(Exercise brief)
Swap every "text-line" in the data below for "line of text", keeping everything else unchanged, and leave the pictures out of your answer.
*** Stored rows
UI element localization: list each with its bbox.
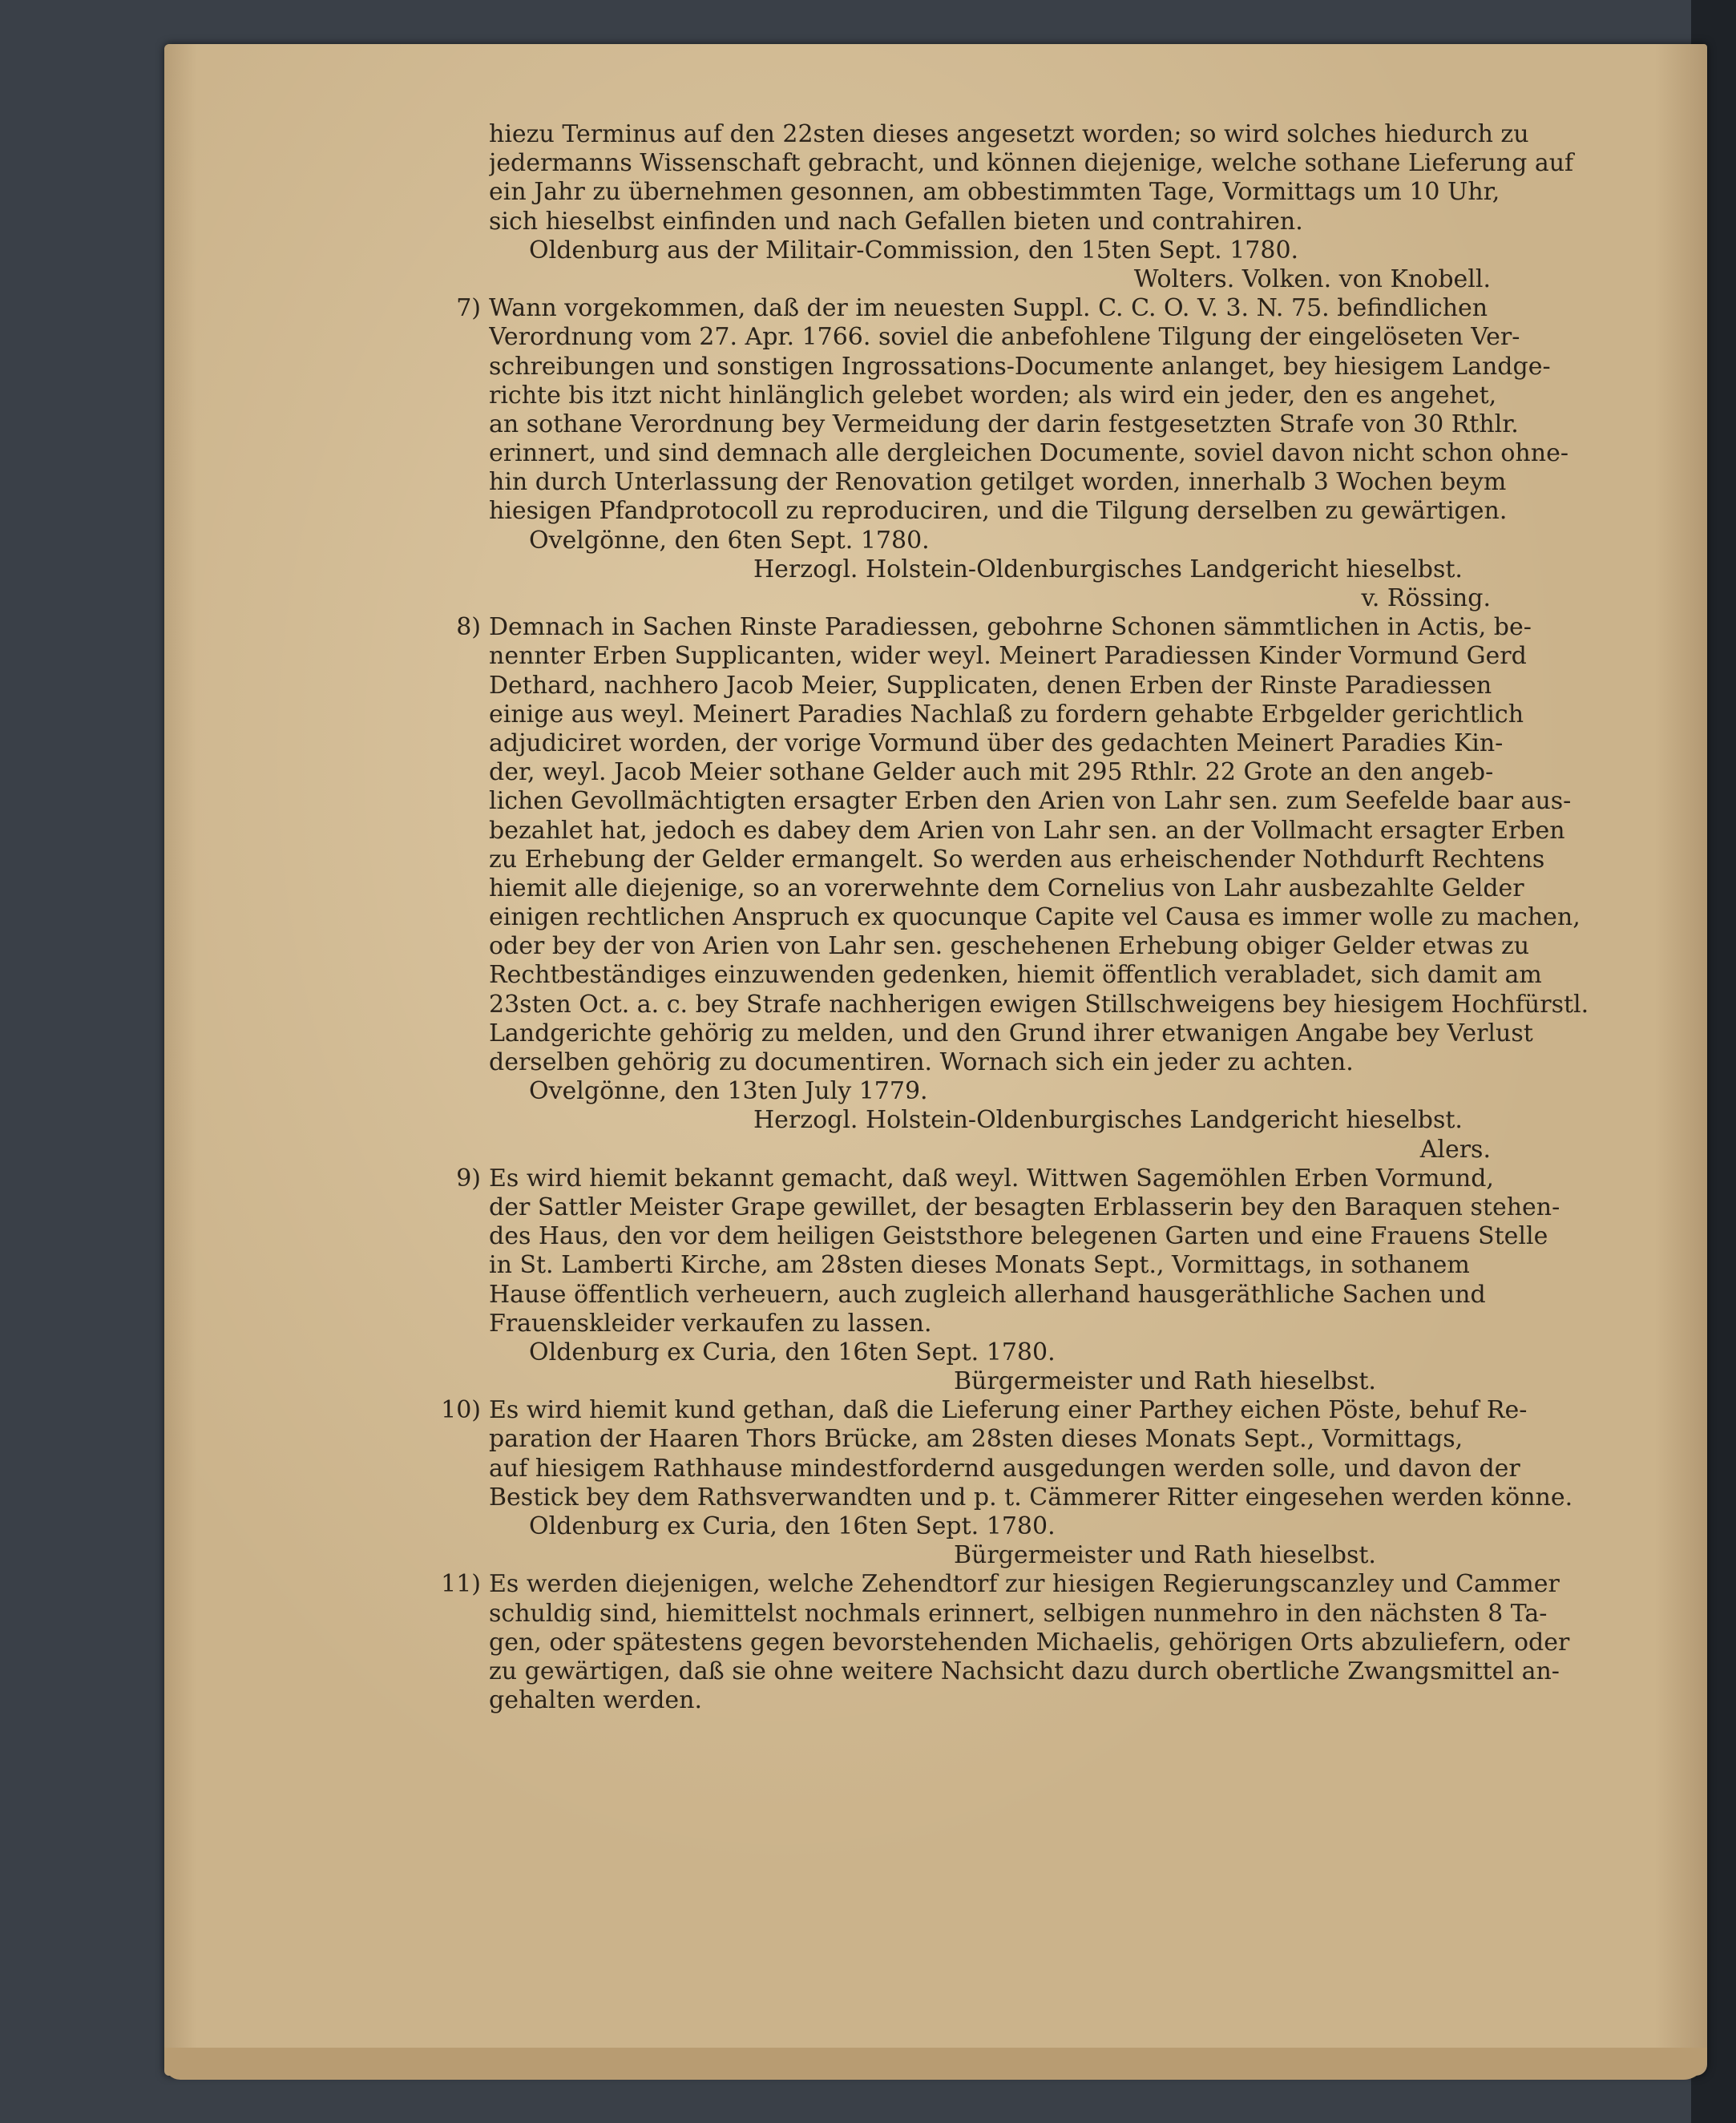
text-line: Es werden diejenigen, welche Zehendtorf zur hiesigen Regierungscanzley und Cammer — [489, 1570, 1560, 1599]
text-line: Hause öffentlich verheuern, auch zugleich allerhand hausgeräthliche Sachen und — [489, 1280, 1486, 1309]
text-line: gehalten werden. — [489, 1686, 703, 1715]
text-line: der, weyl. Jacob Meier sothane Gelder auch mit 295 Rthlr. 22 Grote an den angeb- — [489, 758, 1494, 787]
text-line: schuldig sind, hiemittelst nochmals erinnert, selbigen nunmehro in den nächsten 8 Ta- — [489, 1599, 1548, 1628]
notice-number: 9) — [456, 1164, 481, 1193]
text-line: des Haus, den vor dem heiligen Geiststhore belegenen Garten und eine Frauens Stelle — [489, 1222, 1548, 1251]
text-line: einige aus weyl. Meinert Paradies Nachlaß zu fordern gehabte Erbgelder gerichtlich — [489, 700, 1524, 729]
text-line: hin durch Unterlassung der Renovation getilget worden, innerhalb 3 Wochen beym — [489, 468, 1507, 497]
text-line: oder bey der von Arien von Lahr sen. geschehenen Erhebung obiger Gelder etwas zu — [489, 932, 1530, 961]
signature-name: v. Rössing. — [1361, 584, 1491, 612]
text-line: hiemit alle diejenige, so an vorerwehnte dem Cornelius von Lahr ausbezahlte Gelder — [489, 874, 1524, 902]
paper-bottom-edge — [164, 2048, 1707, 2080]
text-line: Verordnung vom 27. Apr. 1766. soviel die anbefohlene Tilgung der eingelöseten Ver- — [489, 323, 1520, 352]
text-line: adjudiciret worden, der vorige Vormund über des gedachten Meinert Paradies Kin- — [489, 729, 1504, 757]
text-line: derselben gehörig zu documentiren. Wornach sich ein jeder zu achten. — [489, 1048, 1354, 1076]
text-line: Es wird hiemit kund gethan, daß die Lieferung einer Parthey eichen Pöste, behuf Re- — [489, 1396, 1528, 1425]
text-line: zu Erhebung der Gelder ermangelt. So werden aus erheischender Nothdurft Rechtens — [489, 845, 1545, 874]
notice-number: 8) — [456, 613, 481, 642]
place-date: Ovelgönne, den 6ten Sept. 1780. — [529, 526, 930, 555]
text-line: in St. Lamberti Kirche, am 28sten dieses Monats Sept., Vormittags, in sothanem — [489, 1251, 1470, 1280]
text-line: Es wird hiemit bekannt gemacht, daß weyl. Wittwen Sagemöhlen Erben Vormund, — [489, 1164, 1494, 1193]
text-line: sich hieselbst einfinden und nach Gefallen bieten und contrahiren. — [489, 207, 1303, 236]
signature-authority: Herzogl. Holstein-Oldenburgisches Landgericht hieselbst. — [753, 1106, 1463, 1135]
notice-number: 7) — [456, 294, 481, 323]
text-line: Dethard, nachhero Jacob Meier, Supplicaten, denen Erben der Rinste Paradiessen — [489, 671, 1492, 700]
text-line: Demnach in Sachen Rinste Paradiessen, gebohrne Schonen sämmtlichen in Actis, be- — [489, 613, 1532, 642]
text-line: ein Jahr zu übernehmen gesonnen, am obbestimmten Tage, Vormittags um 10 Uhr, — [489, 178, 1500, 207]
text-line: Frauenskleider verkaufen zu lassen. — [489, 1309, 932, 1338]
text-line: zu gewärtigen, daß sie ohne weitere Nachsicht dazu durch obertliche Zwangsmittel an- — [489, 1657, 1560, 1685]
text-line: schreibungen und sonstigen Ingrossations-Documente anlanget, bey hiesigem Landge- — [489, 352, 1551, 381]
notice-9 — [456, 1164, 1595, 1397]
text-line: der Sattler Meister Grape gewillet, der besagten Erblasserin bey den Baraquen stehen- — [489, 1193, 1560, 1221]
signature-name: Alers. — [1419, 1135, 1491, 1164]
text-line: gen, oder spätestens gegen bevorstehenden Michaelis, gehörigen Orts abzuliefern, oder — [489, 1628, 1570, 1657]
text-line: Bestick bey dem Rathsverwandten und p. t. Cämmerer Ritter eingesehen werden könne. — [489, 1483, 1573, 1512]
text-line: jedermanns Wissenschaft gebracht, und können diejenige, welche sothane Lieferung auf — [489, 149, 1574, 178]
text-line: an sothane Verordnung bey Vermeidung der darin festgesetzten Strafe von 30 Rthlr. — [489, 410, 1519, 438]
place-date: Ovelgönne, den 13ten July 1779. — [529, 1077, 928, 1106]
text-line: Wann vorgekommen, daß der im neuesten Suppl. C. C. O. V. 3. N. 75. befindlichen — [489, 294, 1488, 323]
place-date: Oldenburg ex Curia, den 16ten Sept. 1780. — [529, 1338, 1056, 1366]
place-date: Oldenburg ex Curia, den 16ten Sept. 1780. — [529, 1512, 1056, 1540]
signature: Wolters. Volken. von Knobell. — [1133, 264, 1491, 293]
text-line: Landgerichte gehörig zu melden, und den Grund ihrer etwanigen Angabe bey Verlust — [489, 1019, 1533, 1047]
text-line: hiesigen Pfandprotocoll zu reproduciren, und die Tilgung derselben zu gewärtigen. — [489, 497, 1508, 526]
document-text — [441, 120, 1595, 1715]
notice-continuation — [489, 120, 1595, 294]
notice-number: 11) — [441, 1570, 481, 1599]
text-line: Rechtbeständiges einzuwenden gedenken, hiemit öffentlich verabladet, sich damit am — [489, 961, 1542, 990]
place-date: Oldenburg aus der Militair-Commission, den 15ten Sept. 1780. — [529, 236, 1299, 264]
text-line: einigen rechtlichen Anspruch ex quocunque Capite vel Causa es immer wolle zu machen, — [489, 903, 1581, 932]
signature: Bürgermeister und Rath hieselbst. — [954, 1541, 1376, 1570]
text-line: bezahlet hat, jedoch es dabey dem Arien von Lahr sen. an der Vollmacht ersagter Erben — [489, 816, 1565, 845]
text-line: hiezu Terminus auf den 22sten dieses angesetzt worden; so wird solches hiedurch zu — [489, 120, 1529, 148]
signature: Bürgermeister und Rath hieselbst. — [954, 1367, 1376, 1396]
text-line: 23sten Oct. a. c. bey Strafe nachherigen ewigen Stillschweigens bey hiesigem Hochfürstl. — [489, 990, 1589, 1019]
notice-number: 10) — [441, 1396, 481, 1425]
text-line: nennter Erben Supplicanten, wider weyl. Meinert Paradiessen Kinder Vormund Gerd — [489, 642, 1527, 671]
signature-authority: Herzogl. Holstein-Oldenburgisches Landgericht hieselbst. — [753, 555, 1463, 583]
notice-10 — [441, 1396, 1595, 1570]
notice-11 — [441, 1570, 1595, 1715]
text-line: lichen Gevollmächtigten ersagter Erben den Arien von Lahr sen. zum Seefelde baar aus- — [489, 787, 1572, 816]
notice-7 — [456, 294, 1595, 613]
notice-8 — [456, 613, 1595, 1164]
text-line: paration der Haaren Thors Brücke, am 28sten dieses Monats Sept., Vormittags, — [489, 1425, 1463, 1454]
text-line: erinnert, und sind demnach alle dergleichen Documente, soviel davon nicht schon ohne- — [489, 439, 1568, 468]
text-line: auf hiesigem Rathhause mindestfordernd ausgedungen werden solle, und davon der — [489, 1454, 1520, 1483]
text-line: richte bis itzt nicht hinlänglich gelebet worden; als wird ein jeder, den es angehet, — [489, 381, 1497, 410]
******
(Full output)
UI element localization: list each with its bbox.
line of text: Es werden diejenigen, welche Zehendtorf zur hiesigen Regierungscanzley und Cammer — [489, 1570, 1560, 1599]
line of text: Hause öffentlich verheuern, auch zugleich allerhand hausgeräthliche Sachen und — [489, 1280, 1486, 1309]
line of text: gehalten werden. — [489, 1686, 703, 1715]
line of text: der, weyl. Jacob Meier sothane Gelder auch mit 295 Rthlr. 22 Grote an den angeb- — [489, 758, 1494, 787]
line of text: schuldig sind, hiemittelst nochmals erinnert, selbigen nunmehro in den nächsten 8 Ta- — [489, 1599, 1548, 1628]
notice-number: 9) — [456, 1164, 481, 1193]
line of text: des Haus, den vor dem heiligen Geiststhore belegenen Garten und eine Frauens Stelle — [489, 1222, 1548, 1251]
line of text: einige aus weyl. Meinert Paradies Nachlaß zu fordern gehabte Erbgelder gerichtlich — [489, 700, 1524, 729]
line of text: hin durch Unterlassung der Renovation getilget worden, innerhalb 3 Wochen beym — [489, 468, 1507, 497]
line of text: oder bey der von Arien von Lahr sen. geschehenen Erhebung obiger Gelder etwas zu — [489, 932, 1530, 961]
signature-name: v. Rössing. — [1361, 584, 1491, 612]
line of text: hiemit alle diejenige, so an vorerwehnte dem Cornelius von Lahr ausbezahlte Gelder — [489, 874, 1524, 902]
paper-bottom-edge — [164, 2048, 1707, 2080]
line of text: Verordnung vom 27. Apr. 1766. soviel die anbefohlene Tilgung der eingelöseten Ver- — [489, 323, 1520, 352]
line of text: adjudiciret worden, der vorige Vormund über des gedachten Meinert Paradies Kin- — [489, 729, 1504, 757]
line of text: derselben gehörig zu documentiren. Wornach sich ein jeder zu achten. — [489, 1048, 1354, 1076]
line of text: Es wird hiemit kund gethan, daß die Lieferung einer Parthey eichen Pöste, behuf Re- — [489, 1396, 1528, 1425]
line of text: zu Erhebung der Gelder ermangelt. So werden aus erheischender Nothdurft Rechtens — [489, 845, 1545, 874]
notice-number: 8) — [456, 613, 481, 642]
place-date: Ovelgönne, den 6ten Sept. 1780. — [529, 526, 930, 555]
line of text: in St. Lamberti Kirche, am 28sten dieses Monats Sept., Vormittags, in sothanem — [489, 1251, 1470, 1280]
line of text: Es wird hiemit bekannt gemacht, daß weyl. Wittwen Sagemöhlen Erben Vormund, — [489, 1164, 1494, 1193]
line of text: sich hieselbst einfinden und nach Gefallen bieten und contrahiren. — [489, 207, 1303, 236]
signature-authority: Herzogl. Holstein-Oldenburgisches Landgericht hieselbst. — [753, 1106, 1463, 1135]
notice-number: 7) — [456, 294, 481, 323]
line of text: Dethard, nachhero Jacob Meier, Supplicaten, denen Erben der Rinste Paradiessen — [489, 671, 1492, 700]
line of text: Demnach in Sachen Rinste Paradiessen, gebohrne Schonen sämmtlichen in Actis, be- — [489, 613, 1532, 642]
line of text: ein Jahr zu übernehmen gesonnen, am obbestimmten Tage, Vormittags um 10 Uhr, — [489, 178, 1500, 207]
line of text: Frauenskleider verkaufen zu lassen. — [489, 1309, 932, 1338]
line of text: zu gewärtigen, daß sie ohne weitere Nachsicht dazu durch obertliche Zwangsmittel an- — [489, 1657, 1560, 1685]
line of text: schreibungen und sonstigen Ingrossations-Documente anlanget, bey hiesigem Landge- — [489, 352, 1551, 381]
notice-9 — [456, 1164, 1595, 1397]
line of text: der Sattler Meister Grape gewillet, der besagten Erblasserin bey den Baraquen stehen- — [489, 1193, 1560, 1221]
signature-name: Alers. — [1419, 1135, 1491, 1164]
line of text: gen, oder spätestens gegen bevorstehenden Michaelis, gehörigen Orts abzuliefern, oder — [489, 1628, 1570, 1657]
line of text: Bestick bey dem Rathsverwandten und p. t. Cämmerer Ritter eingesehen werden könne. — [489, 1483, 1573, 1512]
line of text: jedermanns Wissenschaft gebracht, und können diejenige, welche sothane Lieferung auf — [489, 149, 1574, 178]
line of text: an sothane Verordnung bey Vermeidung der darin festgesetzten Strafe von 30 Rthlr. — [489, 410, 1519, 438]
place-date: Ovelgönne, den 13ten July 1779. — [529, 1077, 928, 1106]
line of text: Wann vorgekommen, daß der im neuesten Suppl. C. C. O. V. 3. N. 75. befindlichen — [489, 294, 1488, 323]
place-date: Oldenburg ex Curia, den 16ten Sept. 1780. — [529, 1338, 1056, 1366]
place-date: Oldenburg ex Curia, den 16ten Sept. 1780. — [529, 1512, 1056, 1540]
signature: Wolters. Volken. von Knobell. — [1133, 264, 1491, 293]
line of text: Landgerichte gehörig zu melden, und den Grund ihrer etwanigen Angabe bey Verlust — [489, 1019, 1533, 1047]
line of text: hiesigen Pfandprotocoll zu reproduciren, und die Tilgung derselben zu gewärtigen. — [489, 497, 1508, 526]
document-text — [441, 120, 1595, 1715]
notice-continuation — [489, 120, 1595, 294]
notice-number: 11) — [441, 1570, 481, 1599]
line of text: Rechtbeständiges einzuwenden gedenken, hiemit öffentlich verabladet, sich damit am — [489, 961, 1542, 990]
place-date: Oldenburg aus der Militair-Commission, den 15ten Sept. 1780. — [529, 236, 1299, 264]
line of text: einigen rechtlichen Anspruch ex quocunque Capite vel Causa es immer wolle zu machen, — [489, 903, 1581, 932]
signature: Bürgermeister und Rath hieselbst. — [954, 1541, 1376, 1570]
line of text: bezahlet hat, jedoch es dabey dem Arien von Lahr sen. an der Vollmacht ersagter Erben — [489, 816, 1565, 845]
line of text: hiezu Terminus auf den 22sten dieses angesetzt worden; so wird solches hiedurch zu — [489, 120, 1529, 148]
signature: Bürgermeister und Rath hieselbst. — [954, 1367, 1376, 1396]
line of text: 23sten Oct. a. c. bey Strafe nachherigen ewigen Stillschweigens bey hiesigem Hochfürstl. — [489, 990, 1589, 1019]
notice-number: 10) — [441, 1396, 481, 1425]
line of text: nennter Erben Supplicanten, wider weyl. Meinert Paradiessen Kinder Vormund Gerd — [489, 642, 1527, 671]
signature-authority: Herzogl. Holstein-Oldenburgisches Landgericht hieselbst. — [753, 555, 1463, 583]
notice-10 — [441, 1396, 1595, 1570]
notice-11 — [441, 1570, 1595, 1715]
line of text: lichen Gevollmächtigten ersagter Erben den Arien von Lahr sen. zum Seefelde baar aus- — [489, 787, 1572, 816]
notice-7 — [456, 294, 1595, 613]
notice-8 — [456, 613, 1595, 1164]
line of text: paration der Haaren Thors Brücke, am 28sten dieses Monats Sept., Vormittags, — [489, 1425, 1463, 1454]
line of text: erinnert, und sind demnach alle dergleichen Documente, soviel davon nicht schon ohne- — [489, 439, 1568, 468]
line of text: auf hiesigem Rathhause mindestfordernd ausgedungen werden solle, und davon der — [489, 1454, 1520, 1483]
line of text: richte bis itzt nicht hinlänglich gelebet worden; als wird ein jeder, den es angehet, — [489, 381, 1497, 410]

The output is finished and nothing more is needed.